§ **DIRECTIVE**:
Each line of the data that includes the string "Random" is to be copied out.

== PROVIDED MATERIAL ==

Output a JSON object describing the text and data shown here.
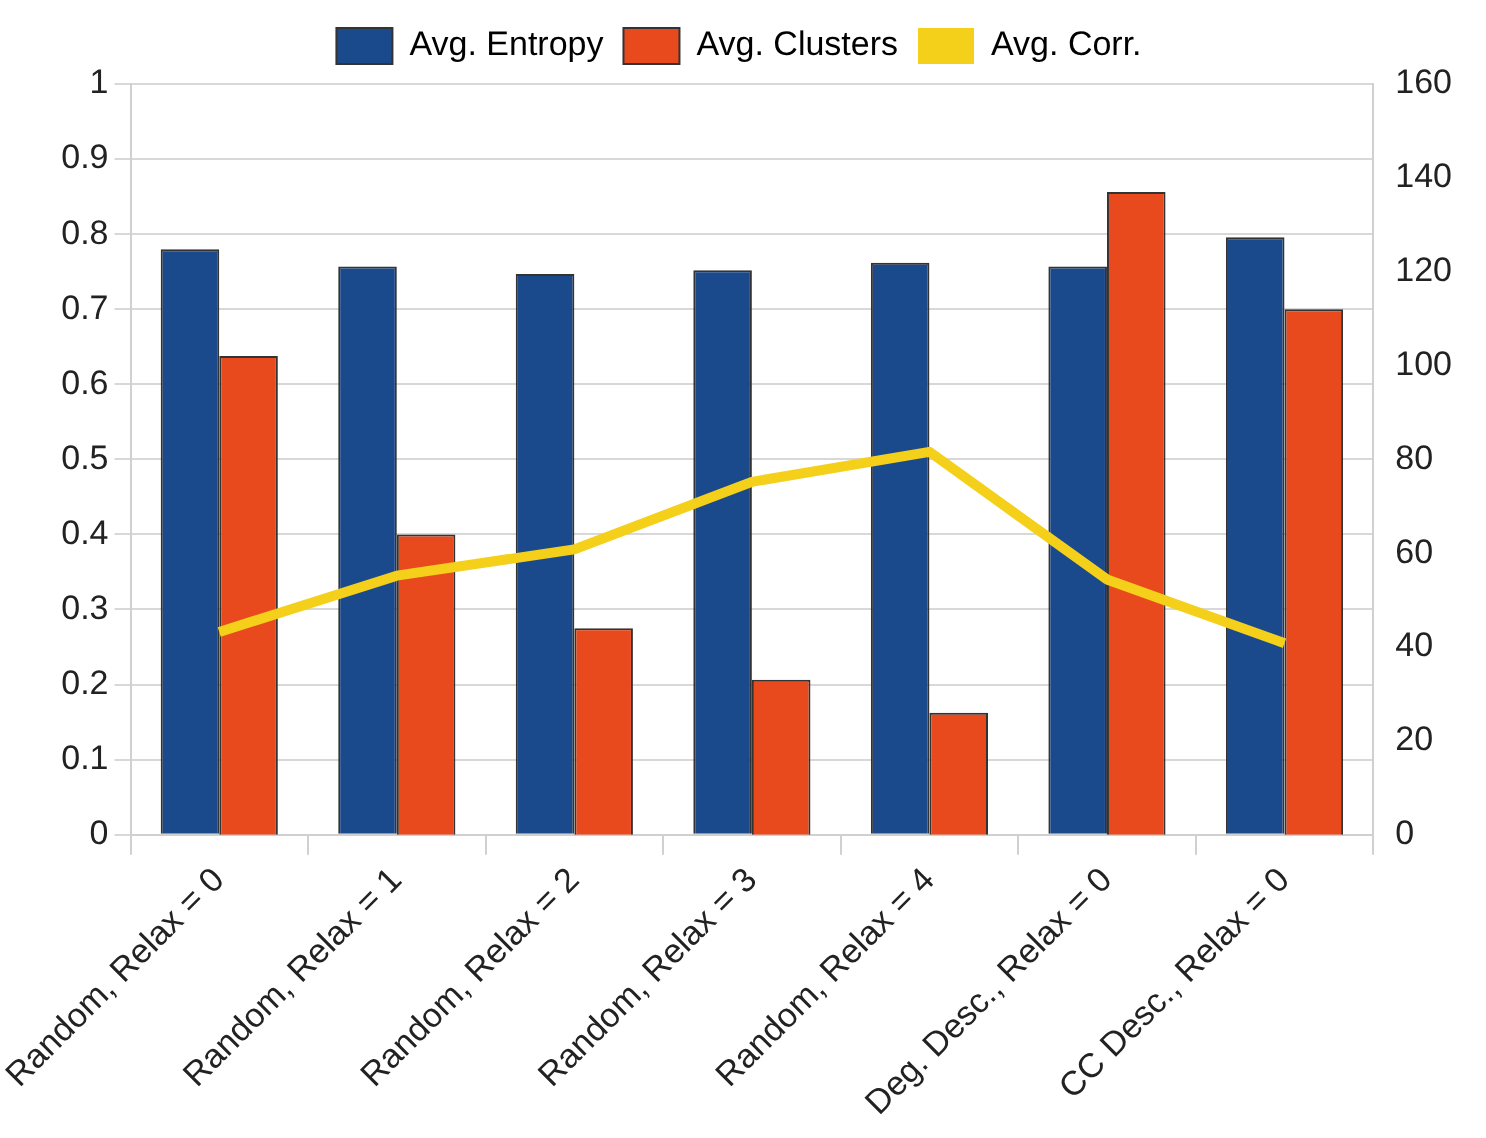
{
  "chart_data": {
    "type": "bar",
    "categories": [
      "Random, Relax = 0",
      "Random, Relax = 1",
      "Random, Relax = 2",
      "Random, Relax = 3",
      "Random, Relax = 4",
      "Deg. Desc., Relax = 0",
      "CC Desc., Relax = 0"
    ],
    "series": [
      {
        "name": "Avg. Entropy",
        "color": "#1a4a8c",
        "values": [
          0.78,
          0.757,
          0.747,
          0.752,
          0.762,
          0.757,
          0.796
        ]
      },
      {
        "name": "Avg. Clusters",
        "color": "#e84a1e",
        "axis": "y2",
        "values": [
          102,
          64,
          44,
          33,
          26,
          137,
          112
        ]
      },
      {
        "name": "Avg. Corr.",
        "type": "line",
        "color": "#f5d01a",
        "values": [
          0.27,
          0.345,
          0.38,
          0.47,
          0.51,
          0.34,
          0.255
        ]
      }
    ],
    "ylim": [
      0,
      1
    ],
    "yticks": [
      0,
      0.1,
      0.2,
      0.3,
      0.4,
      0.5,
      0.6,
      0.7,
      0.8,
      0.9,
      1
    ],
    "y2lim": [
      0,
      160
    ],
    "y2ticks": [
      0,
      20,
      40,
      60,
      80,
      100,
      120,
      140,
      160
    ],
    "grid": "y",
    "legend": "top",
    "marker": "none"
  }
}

===

§ **ANSWER**:
      "Random, Relax = 0",
      "Random, Relax = 1",
      "Random, Relax = 2",
      "Random, Relax = 3",
      "Random, Relax = 4",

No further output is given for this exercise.